WRITTEN INSTRUCTION = Pictures stay out of the copy; set down each line of the listing below exactly.

[START OF GIVEN RECORDS]

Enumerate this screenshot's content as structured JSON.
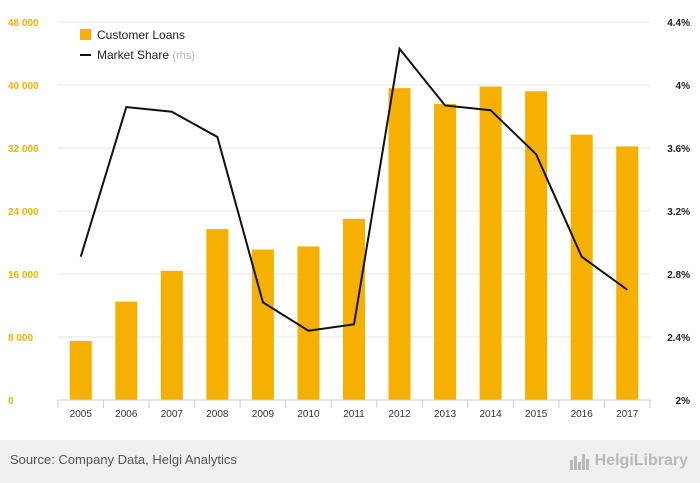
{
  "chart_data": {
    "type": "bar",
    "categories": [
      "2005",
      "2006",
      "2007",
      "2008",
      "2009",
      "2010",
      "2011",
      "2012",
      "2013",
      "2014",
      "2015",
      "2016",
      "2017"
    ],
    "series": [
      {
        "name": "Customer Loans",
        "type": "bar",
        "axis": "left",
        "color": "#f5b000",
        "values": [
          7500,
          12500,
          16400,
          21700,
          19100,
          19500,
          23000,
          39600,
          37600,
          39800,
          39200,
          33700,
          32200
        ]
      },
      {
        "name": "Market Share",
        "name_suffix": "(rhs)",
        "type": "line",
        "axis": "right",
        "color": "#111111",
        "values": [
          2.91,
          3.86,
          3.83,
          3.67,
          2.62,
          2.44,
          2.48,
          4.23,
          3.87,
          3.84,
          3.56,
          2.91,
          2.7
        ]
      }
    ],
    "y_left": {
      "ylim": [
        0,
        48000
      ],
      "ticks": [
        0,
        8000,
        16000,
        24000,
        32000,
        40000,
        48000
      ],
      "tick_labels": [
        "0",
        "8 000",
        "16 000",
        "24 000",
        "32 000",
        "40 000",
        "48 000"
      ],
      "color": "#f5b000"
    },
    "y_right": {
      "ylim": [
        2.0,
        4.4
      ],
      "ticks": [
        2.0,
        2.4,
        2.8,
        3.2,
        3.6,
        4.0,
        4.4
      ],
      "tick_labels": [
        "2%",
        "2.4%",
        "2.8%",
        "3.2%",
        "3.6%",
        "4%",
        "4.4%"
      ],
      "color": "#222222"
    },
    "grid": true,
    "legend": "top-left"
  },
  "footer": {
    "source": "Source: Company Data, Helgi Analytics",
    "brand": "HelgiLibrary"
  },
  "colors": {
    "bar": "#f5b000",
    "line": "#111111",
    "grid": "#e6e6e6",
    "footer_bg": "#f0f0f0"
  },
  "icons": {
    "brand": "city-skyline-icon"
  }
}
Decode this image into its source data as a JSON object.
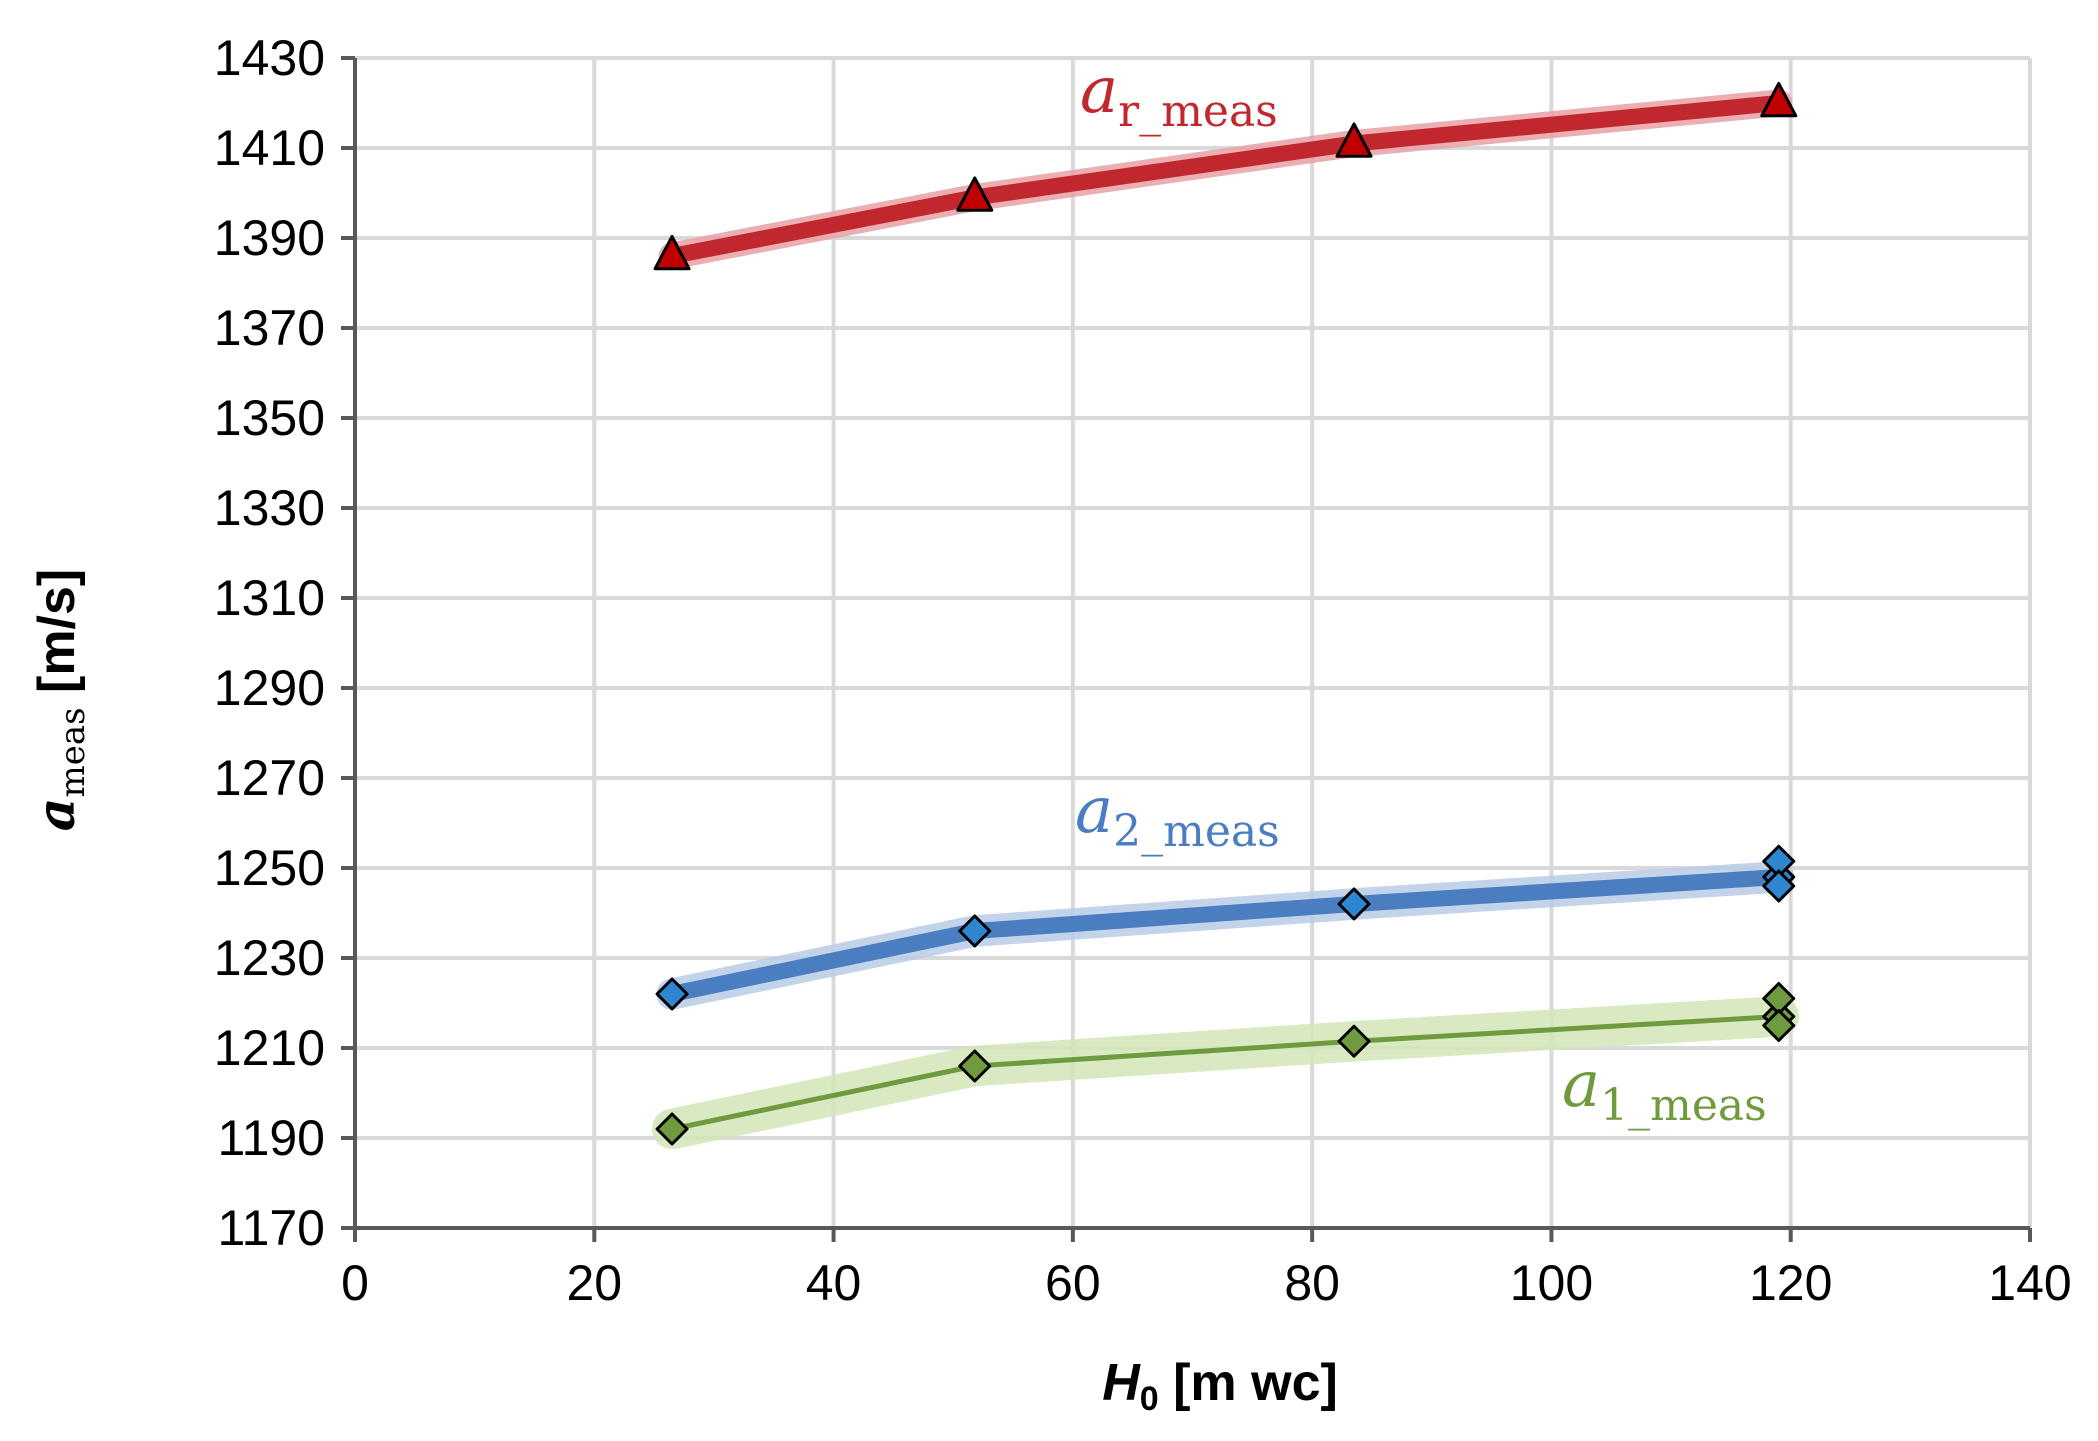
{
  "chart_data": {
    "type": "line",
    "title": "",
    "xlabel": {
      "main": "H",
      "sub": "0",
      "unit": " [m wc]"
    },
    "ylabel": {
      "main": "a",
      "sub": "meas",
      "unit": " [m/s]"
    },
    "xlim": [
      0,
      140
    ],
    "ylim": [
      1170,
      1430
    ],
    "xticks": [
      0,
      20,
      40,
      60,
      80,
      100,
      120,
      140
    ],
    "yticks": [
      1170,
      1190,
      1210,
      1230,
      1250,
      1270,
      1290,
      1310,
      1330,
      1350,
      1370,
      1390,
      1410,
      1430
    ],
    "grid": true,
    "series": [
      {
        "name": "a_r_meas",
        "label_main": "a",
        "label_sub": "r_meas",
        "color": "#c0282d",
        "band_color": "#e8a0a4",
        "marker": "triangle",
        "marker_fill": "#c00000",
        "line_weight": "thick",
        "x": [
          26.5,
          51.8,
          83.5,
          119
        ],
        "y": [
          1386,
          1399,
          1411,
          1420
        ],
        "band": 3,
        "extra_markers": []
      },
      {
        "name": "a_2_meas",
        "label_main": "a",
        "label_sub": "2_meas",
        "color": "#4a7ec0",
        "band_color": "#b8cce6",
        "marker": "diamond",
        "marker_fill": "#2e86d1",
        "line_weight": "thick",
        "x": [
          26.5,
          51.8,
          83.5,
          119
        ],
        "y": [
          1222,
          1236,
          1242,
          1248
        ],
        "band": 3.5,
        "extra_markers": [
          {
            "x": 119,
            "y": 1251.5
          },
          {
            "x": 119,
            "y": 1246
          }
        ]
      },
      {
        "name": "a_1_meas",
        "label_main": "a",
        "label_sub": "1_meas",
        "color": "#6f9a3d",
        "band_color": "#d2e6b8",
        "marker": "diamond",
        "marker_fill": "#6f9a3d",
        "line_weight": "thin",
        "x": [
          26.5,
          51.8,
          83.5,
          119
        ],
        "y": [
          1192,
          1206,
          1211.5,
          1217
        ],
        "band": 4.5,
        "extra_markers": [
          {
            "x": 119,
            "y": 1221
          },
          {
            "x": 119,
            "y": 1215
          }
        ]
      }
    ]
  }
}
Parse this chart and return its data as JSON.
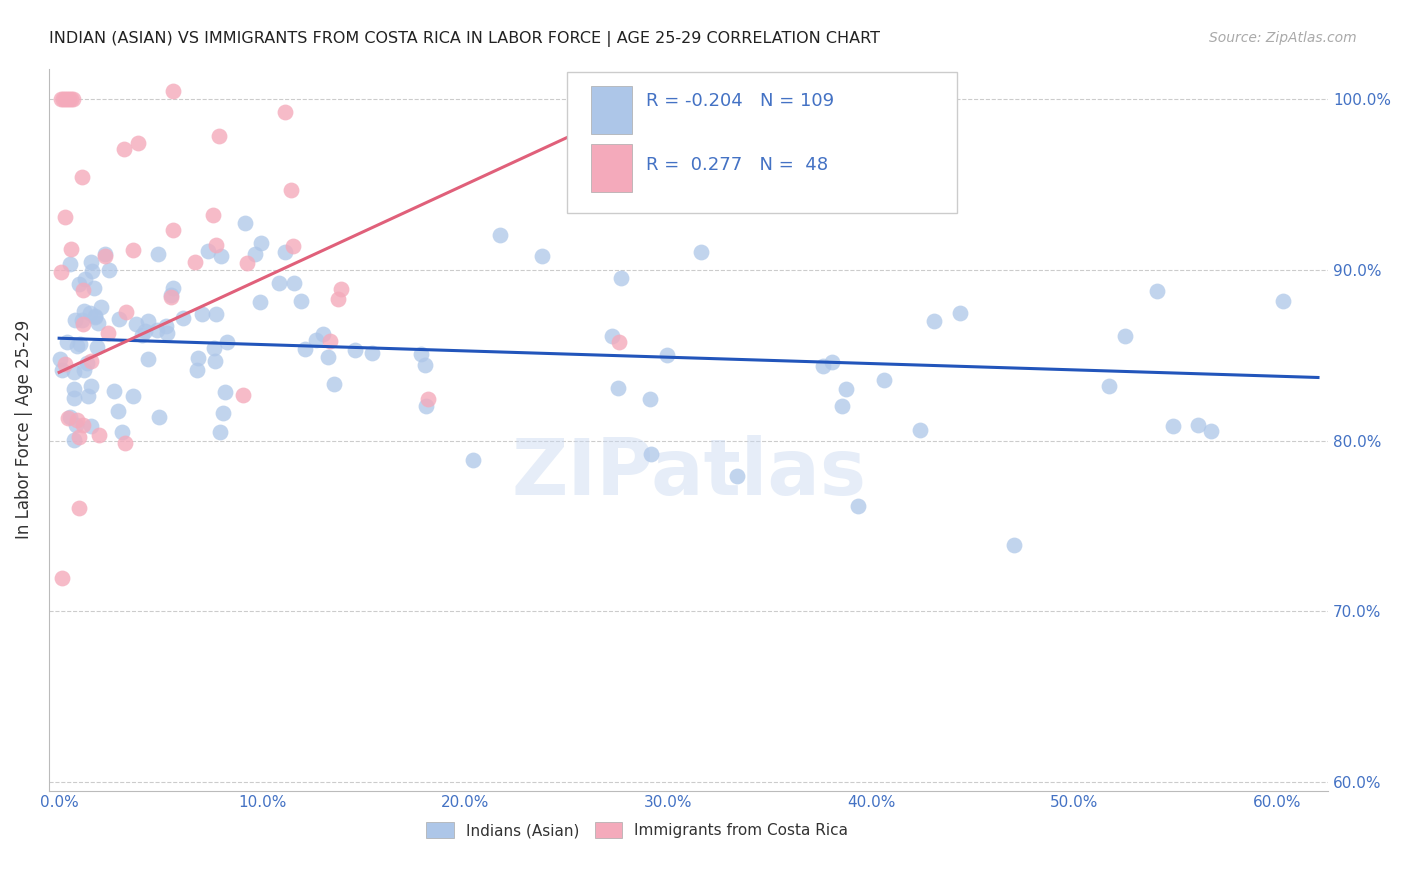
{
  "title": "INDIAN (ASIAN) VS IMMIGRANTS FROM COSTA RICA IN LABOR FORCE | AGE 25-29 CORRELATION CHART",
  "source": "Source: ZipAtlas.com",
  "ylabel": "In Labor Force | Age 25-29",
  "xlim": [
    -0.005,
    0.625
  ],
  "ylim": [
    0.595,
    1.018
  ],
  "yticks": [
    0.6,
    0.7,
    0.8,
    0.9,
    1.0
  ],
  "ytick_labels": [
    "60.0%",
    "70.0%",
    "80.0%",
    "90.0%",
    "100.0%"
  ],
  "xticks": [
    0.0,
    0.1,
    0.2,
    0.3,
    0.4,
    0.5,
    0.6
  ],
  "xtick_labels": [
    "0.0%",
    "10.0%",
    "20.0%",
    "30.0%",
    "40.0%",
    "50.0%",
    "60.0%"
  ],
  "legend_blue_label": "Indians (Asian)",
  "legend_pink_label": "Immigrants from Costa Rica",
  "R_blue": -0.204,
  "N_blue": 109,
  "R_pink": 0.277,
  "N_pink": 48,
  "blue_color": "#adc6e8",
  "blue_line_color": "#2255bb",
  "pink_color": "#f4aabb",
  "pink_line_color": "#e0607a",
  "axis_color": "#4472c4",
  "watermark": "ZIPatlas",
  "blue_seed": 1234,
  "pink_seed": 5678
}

[END OF GIVEN RECORDS]

SOLUTION FOR THIS PROBLEM =
Enumerate this screenshot's content as structured JSON.
{
  "chart_data": {
    "type": "bar",
    "categories": [
      "2005",
      "2006",
      "2007",
      "2008",
      "2009",
      "2010",
      "2011",
      "2012",
      "2013",
      "2014",
      "2015",
      "2016",
      "2017"
    ],
    "series": [
      {
        "name": "Customer Loans",
        "type": "bar",
        "axis": "left",
        "color": "#f5b000",
        "values": [
          7500,
          12500,
          16400,
          21700,
          19100,
          19500,
          23000,
          39600,
          37600,
          39800,
          39200,
          33700,
          32200
        ]
      },
      {
        "name": "Market Share",
        "name_suffix": "(rhs)",
        "type": "line",
        "axis": "right",
        "color": "#111111",
        "values": [
          2.91,
          3.86,
          3.83,
          3.67,
          2.62,
          2.44,
          2.48,
          4.23,
          3.87,
          3.84,
          3.56,
          2.91,
          2.7
        ]
      }
    ],
    "y_left": {
      "ylim": [
        0,
        48000
      ],
      "ticks": [
        0,
        8000,
        16000,
        24000,
        32000,
        40000,
        48000
      ],
      "tick_labels": [
        "0",
        "8 000",
        "16 000",
        "24 000",
        "32 000",
        "40 000",
        "48 000"
      ],
      "color": "#f5b000"
    },
    "y_right": {
      "ylim": [
        2.0,
        4.4
      ],
      "ticks": [
        2.0,
        2.4,
        2.8,
        3.2,
        3.6,
        4.0,
        4.4
      ],
      "tick_labels": [
        "2%",
        "2.4%",
        "2.8%",
        "3.2%",
        "3.6%",
        "4%",
        "4.4%"
      ],
      "color": "#222222"
    },
    "grid": true,
    "legend": "top-left"
  },
  "footer": {
    "source": "Source: Company Data, Helgi Analytics",
    "brand": "HelgiLibrary"
  },
  "colors": {
    "bar": "#f5b000",
    "line": "#111111",
    "grid": "#e6e6e6",
    "footer_bg": "#f0f0f0"
  },
  "icons": {
    "brand": "city-skyline-icon"
  }
}
Decode this image into its source data as a JSON object.
{
  "chart_data": {
    "type": "line",
    "title": "",
    "xlabel": {
      "main": "H",
      "sub": "0",
      "unit": " [m wc]"
    },
    "ylabel": {
      "main": "a",
      "sub": "meas",
      "unit": " [m/s]"
    },
    "xlim": [
      0,
      140
    ],
    "ylim": [
      1170,
      1430
    ],
    "xticks": [
      0,
      20,
      40,
      60,
      80,
      100,
      120,
      140
    ],
    "yticks": [
      1170,
      1190,
      1210,
      1230,
      1250,
      1270,
      1290,
      1310,
      1330,
      1350,
      1370,
      1390,
      1410,
      1430
    ],
    "grid": true,
    "series": [
      {
        "name": "a_r_meas",
        "label_main": "a",
        "label_sub": "r_meas",
        "color": "#c0282d",
        "band_color": "#e8a0a4",
        "marker": "triangle",
        "marker_fill": "#c00000",
        "line_weight": "thick",
        "x": [
          26.5,
          51.8,
          83.5,
          119
        ],
        "y": [
          1386,
          1399,
          1411,
          1420
        ],
        "band": 3,
        "extra_markers": []
      },
      {
        "name": "a_2_meas",
        "label_main": "a",
        "label_sub": "2_meas",
        "color": "#4a7ec0",
        "band_color": "#b8cce6",
        "marker": "diamond",
        "marker_fill": "#2e86d1",
        "line_weight": "thick",
        "x": [
          26.5,
          51.8,
          83.5,
          119
        ],
        "y": [
          1222,
          1236,
          1242,
          1248
        ],
        "band": 3.5,
        "extra_markers": [
          {
            "x": 119,
            "y": 1251.5
          },
          {
            "x": 119,
            "y": 1246
          }
        ]
      },
      {
        "name": "a_1_meas",
        "label_main": "a",
        "label_sub": "1_meas",
        "color": "#6f9a3d",
        "band_color": "#d2e6b8",
        "marker": "diamond",
        "marker_fill": "#6f9a3d",
        "line_weight": "thin",
        "x": [
          26.5,
          51.8,
          83.5,
          119
        ],
        "y": [
          1192,
          1206,
          1211.5,
          1217
        ],
        "band": 4.5,
        "extra_markers": [
          {
            "x": 119,
            "y": 1221
          },
          {
            "x": 119,
            "y": 1215
          }
        ]
      }
    ]
  }
}
Parse this chart and return its data as JSON.
{
  "title": "INDIAN (ASIAN) VS IMMIGRANTS FROM COSTA RICA IN LABOR FORCE | AGE 25-29 CORRELATION CHART",
  "source": "Source: ZipAtlas.com",
  "ylabel": "In Labor Force | Age 25-29",
  "xlim": [
    -0.005,
    0.625
  ],
  "ylim": [
    0.595,
    1.018
  ],
  "yticks": [
    0.6,
    0.7,
    0.8,
    0.9,
    1.0
  ],
  "ytick_labels": [
    "60.0%",
    "70.0%",
    "80.0%",
    "90.0%",
    "100.0%"
  ],
  "xticks": [
    0.0,
    0.1,
    0.2,
    0.3,
    0.4,
    0.5,
    0.6
  ],
  "xtick_labels": [
    "0.0%",
    "10.0%",
    "20.0%",
    "30.0%",
    "40.0%",
    "50.0%",
    "60.0%"
  ],
  "legend_blue_label": "Indians (Asian)",
  "legend_pink_label": "Immigrants from Costa Rica",
  "R_blue": -0.204,
  "N_blue": 109,
  "R_pink": 0.277,
  "N_pink": 48,
  "blue_color": "#adc6e8",
  "blue_line_color": "#2255bb",
  "pink_color": "#f4aabb",
  "pink_line_color": "#e0607a",
  "axis_color": "#4472c4",
  "watermark": "ZIPatlas",
  "blue_seed": 1234,
  "pink_seed": 5678
}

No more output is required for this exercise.